* _EXERCISE GOAL_:
What is the number of lines containing "Ростовской"? Give only that number.

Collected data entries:
================

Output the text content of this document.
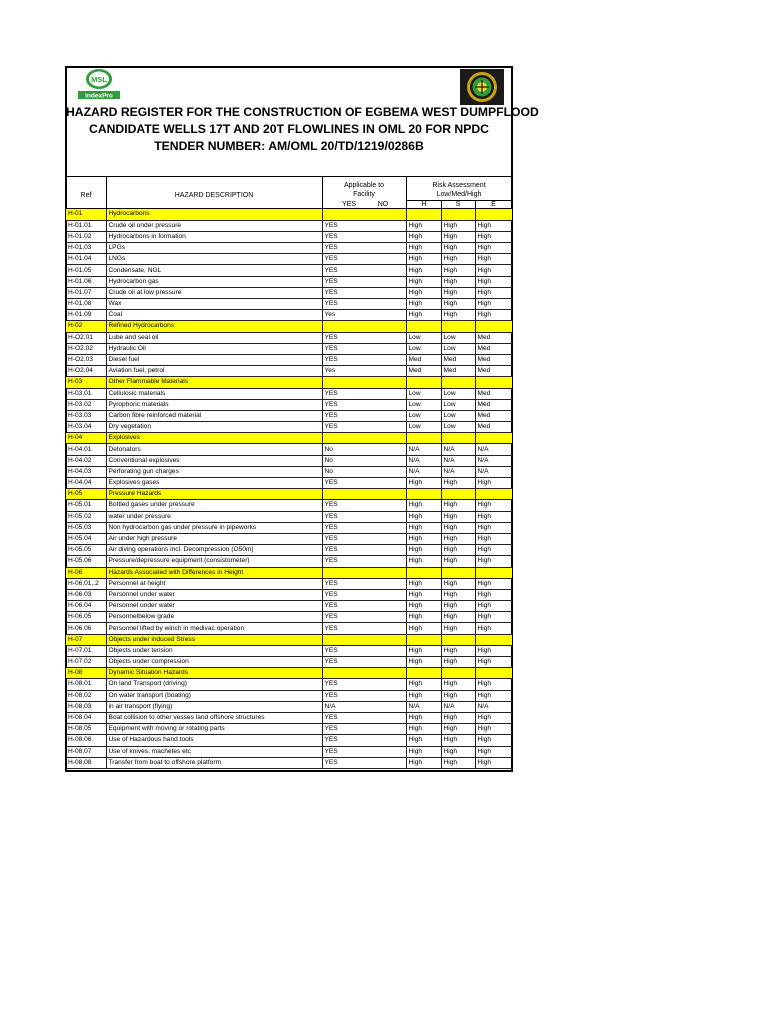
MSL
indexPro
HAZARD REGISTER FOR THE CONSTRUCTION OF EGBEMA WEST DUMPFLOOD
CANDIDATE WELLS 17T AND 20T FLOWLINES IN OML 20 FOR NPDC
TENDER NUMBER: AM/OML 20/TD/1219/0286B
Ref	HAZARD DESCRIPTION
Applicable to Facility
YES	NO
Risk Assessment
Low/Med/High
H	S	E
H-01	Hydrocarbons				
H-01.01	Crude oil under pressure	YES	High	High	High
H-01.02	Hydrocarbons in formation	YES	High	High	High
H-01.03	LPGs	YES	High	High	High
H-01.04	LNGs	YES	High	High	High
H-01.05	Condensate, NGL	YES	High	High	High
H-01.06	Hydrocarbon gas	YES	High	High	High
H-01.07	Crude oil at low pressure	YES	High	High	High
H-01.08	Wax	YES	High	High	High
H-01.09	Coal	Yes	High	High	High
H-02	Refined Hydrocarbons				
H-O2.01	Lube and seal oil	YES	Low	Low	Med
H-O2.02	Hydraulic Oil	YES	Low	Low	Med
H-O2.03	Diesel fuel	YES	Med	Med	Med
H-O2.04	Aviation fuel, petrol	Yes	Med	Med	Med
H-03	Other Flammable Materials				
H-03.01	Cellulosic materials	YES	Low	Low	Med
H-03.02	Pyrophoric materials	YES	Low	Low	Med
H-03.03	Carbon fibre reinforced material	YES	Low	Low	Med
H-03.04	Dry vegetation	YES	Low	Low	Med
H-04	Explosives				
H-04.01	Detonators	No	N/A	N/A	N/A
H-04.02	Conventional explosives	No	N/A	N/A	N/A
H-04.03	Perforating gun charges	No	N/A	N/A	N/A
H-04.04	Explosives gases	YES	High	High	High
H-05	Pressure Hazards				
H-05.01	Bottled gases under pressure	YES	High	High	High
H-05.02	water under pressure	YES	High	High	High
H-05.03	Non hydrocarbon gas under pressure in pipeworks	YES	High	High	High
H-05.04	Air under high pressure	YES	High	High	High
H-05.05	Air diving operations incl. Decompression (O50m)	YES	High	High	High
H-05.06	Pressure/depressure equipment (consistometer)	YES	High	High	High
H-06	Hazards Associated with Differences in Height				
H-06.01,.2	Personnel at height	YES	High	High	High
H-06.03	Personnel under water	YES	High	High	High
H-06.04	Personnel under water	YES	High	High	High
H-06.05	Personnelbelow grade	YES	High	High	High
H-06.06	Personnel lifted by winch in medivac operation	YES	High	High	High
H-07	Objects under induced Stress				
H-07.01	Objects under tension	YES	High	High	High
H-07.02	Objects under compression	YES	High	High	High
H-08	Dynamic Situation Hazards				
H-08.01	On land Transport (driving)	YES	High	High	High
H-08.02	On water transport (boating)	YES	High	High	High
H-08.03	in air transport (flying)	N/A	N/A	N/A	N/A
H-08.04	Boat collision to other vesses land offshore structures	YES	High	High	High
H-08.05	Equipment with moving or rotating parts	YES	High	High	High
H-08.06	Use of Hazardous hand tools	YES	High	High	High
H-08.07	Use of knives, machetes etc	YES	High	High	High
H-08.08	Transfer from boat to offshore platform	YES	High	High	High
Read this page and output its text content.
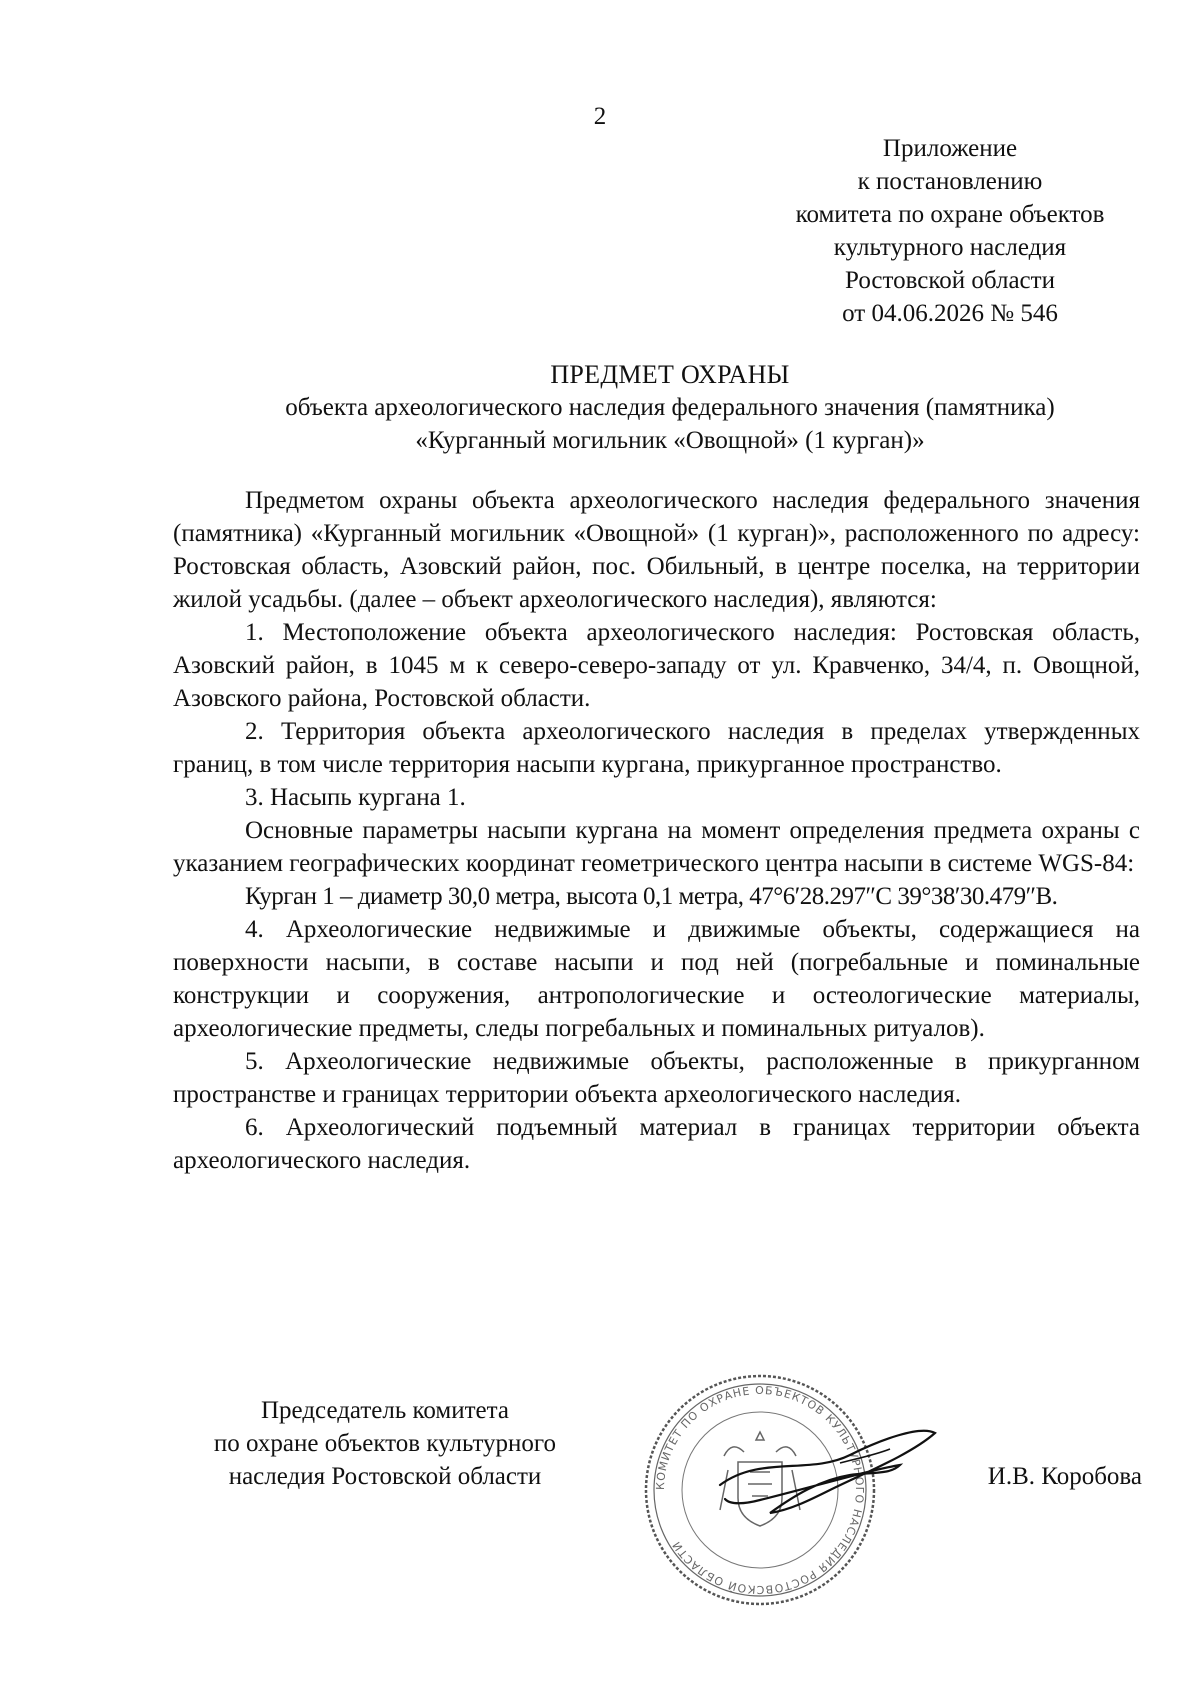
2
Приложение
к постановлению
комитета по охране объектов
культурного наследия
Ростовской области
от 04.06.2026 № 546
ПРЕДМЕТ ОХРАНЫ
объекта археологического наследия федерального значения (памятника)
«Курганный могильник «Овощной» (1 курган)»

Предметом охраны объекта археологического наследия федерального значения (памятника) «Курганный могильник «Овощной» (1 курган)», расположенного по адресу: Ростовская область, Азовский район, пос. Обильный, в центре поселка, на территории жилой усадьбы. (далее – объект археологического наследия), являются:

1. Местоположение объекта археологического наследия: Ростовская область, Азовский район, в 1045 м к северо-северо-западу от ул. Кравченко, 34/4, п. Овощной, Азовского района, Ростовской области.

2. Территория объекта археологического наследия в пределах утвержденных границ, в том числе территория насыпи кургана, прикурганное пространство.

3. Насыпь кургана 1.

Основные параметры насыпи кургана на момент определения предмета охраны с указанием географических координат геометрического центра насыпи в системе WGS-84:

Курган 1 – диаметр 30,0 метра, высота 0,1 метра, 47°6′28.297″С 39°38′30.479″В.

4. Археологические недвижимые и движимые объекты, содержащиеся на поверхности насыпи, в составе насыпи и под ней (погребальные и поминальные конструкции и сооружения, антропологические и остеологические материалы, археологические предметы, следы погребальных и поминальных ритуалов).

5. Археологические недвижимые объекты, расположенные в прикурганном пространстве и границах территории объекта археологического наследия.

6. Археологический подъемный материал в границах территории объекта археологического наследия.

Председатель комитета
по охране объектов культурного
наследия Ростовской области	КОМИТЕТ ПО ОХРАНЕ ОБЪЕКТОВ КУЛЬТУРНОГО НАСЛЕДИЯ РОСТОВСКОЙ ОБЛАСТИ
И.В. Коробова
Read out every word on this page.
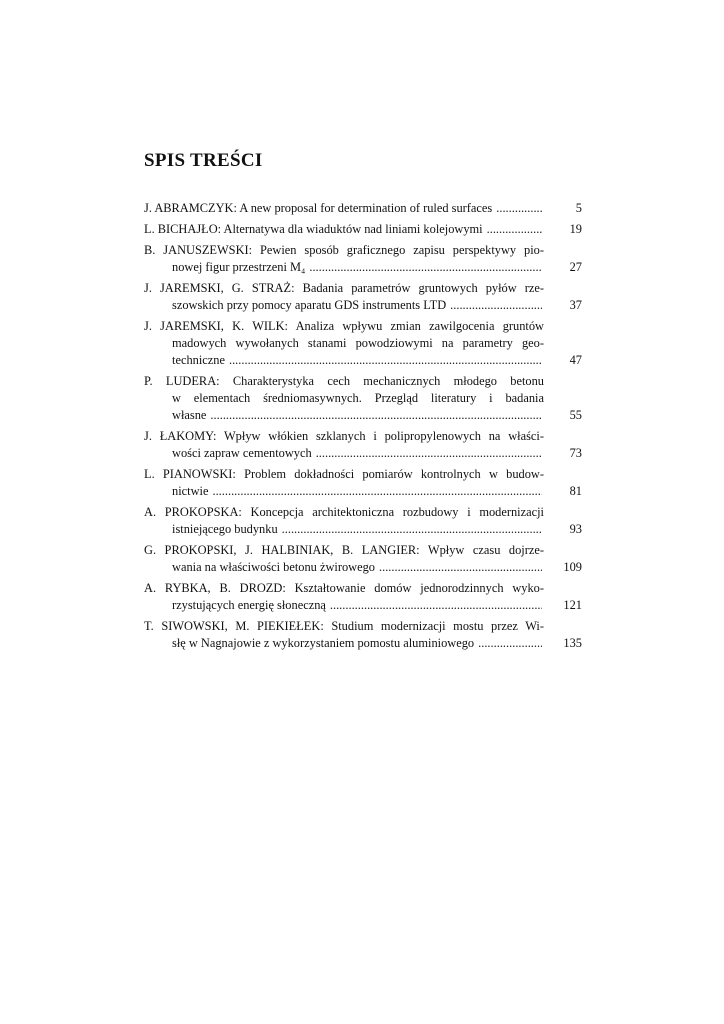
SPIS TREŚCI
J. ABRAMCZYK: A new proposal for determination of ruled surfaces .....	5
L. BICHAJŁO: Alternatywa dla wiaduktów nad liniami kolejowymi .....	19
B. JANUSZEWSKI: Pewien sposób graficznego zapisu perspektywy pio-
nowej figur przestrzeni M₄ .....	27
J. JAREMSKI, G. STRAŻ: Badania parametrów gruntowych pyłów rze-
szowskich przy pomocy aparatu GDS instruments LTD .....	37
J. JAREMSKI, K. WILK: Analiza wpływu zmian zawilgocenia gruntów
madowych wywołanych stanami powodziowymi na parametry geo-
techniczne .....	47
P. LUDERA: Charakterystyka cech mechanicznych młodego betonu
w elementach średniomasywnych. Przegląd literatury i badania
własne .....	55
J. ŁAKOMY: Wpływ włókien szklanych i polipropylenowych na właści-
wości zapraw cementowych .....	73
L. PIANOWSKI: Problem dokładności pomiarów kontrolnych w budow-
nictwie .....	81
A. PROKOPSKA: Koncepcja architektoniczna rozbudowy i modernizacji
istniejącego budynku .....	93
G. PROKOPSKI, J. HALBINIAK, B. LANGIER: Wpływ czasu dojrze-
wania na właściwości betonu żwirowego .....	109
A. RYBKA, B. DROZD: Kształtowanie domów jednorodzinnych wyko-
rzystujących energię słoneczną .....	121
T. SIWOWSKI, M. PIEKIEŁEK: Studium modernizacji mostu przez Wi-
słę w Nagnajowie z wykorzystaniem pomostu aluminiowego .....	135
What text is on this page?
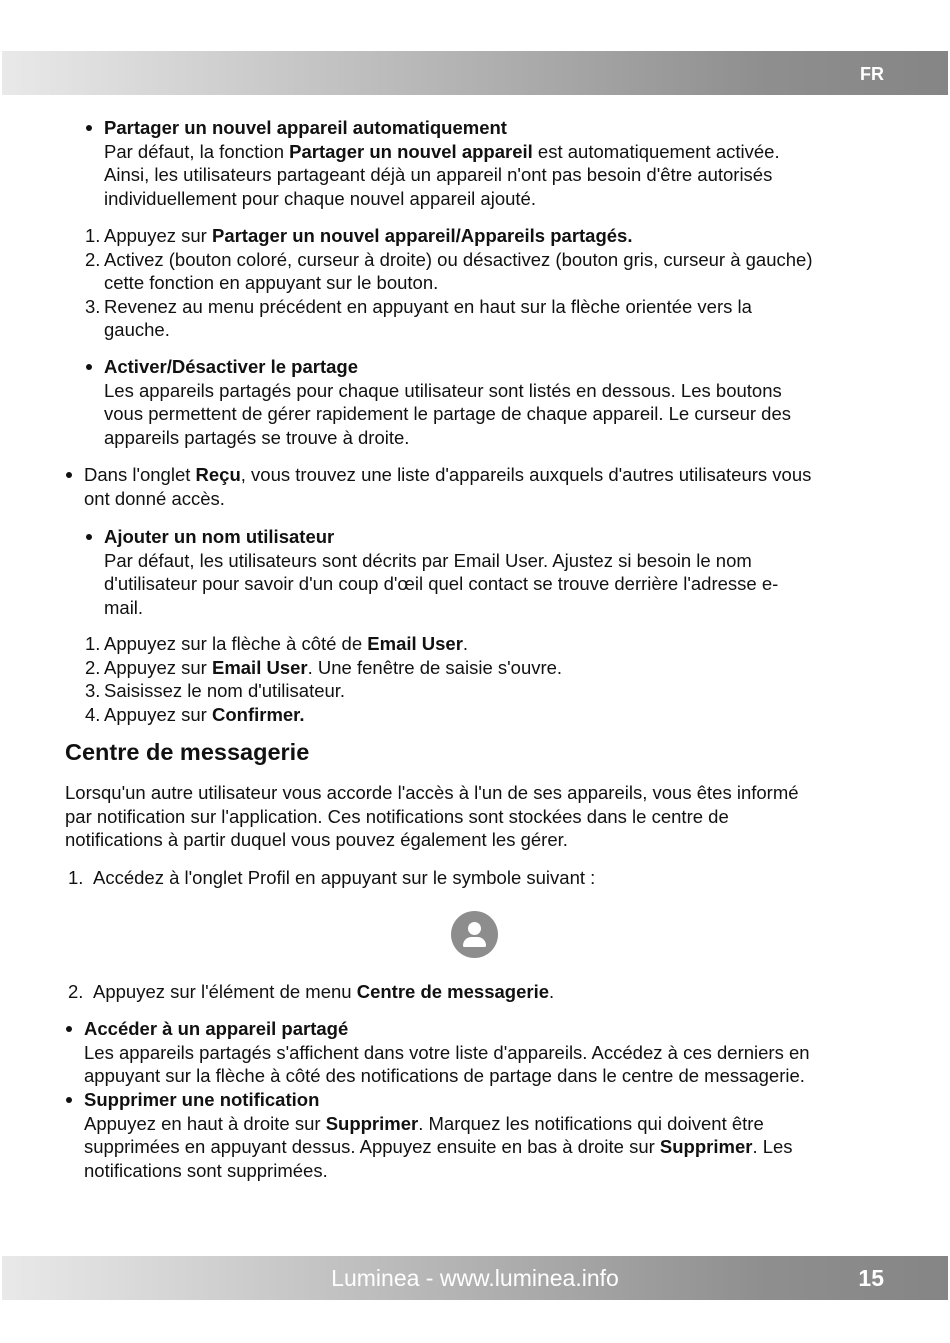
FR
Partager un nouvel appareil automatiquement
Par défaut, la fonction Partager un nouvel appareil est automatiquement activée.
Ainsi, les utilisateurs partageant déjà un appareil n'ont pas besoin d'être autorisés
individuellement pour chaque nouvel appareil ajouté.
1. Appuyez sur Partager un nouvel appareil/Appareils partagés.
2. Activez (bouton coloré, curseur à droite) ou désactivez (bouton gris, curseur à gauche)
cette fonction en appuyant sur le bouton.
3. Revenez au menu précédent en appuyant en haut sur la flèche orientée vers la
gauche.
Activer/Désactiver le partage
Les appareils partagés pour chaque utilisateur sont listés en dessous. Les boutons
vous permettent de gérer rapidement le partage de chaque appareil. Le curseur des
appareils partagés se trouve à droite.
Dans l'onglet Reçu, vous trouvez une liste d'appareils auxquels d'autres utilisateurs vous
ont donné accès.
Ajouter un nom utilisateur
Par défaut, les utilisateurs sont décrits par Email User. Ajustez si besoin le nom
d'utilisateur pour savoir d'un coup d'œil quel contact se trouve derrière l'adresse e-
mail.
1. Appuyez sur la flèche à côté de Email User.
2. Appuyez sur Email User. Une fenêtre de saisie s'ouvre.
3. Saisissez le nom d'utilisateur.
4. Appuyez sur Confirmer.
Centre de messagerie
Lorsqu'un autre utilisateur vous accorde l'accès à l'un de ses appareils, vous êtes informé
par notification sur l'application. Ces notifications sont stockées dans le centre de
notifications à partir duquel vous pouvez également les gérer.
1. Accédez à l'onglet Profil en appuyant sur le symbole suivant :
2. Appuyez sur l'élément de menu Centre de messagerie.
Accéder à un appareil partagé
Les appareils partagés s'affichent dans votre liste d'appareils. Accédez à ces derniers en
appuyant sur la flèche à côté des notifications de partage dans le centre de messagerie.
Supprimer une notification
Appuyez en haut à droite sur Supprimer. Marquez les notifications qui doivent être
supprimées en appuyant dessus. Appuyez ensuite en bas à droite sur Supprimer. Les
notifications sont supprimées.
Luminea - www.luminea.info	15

================

* _COMPLETE OUTPUT_:
3